Print all records exactly, leaving nothing out.

Records contained in a dataset:
·····
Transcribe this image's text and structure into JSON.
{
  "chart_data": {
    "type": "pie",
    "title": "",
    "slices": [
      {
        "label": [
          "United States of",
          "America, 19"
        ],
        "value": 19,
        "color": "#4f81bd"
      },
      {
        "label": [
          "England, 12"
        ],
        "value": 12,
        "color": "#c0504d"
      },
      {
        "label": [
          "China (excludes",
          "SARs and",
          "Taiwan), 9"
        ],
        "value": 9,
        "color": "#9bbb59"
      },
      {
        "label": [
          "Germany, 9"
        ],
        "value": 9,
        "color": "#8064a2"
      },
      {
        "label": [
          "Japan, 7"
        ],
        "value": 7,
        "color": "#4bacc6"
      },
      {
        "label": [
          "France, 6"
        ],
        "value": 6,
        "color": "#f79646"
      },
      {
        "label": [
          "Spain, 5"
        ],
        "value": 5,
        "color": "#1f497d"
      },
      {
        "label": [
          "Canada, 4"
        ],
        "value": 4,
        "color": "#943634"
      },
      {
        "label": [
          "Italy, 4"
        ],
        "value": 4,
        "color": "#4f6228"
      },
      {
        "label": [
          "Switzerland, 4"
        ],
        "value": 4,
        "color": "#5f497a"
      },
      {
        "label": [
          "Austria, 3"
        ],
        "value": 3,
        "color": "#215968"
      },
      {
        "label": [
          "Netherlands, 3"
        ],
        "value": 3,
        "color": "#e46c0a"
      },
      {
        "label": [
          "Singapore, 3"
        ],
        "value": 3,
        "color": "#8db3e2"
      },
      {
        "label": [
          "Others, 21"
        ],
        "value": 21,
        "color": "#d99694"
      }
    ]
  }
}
·····
▶ _Task output_:
Transcribe this image's text and structure into JSON.
{
  "chart_data": {
    "type": "pie",
    "title": "",
    "slices": [
      {
        "label": [
          "United States of",
          "America, 19"
        ],
        "value": 19,
        "color": "#4f81bd"
      },
      {
        "label": [
          "England, 12"
        ],
        "value": 12,
        "color": "#c0504d"
      },
      {
        "label": [
          "China (excludes",
          "SARs and",
          "Taiwan), 9"
        ],
        "value": 9,
        "color": "#9bbb59"
      },
      {
        "label": [
          "Germany, 9"
        ],
        "value": 9,
        "color": "#8064a2"
      },
      {
        "label": [
          "Japan, 7"
        ],
        "value": 7,
        "color": "#4bacc6"
      },
      {
        "label": [
          "France, 6"
        ],
        "value": 6,
        "color": "#f79646"
      },
      {
        "label": [
          "Spain, 5"
        ],
        "value": 5,
        "color": "#1f497d"
      },
      {
        "label": [
          "Canada, 4"
        ],
        "value": 4,
        "color": "#943634"
      },
      {
        "label": [
          "Italy, 4"
        ],
        "value": 4,
        "color": "#4f6228"
      },
      {
        "label": [
          "Switzerland, 4"
        ],
        "value": 4,
        "color": "#5f497a"
      },
      {
        "label": [
          "Austria, 3"
        ],
        "value": 3,
        "color": "#215968"
      },
      {
        "label": [
          "Netherlands, 3"
        ],
        "value": 3,
        "color": "#e46c0a"
      },
      {
        "label": [
          "Singapore, 3"
        ],
        "value": 3,
        "color": "#8db3e2"
      },
      {
        "label": [
          "Others, 21"
        ],
        "value": 21,
        "color": "#d99694"
      }
    ]
  }
}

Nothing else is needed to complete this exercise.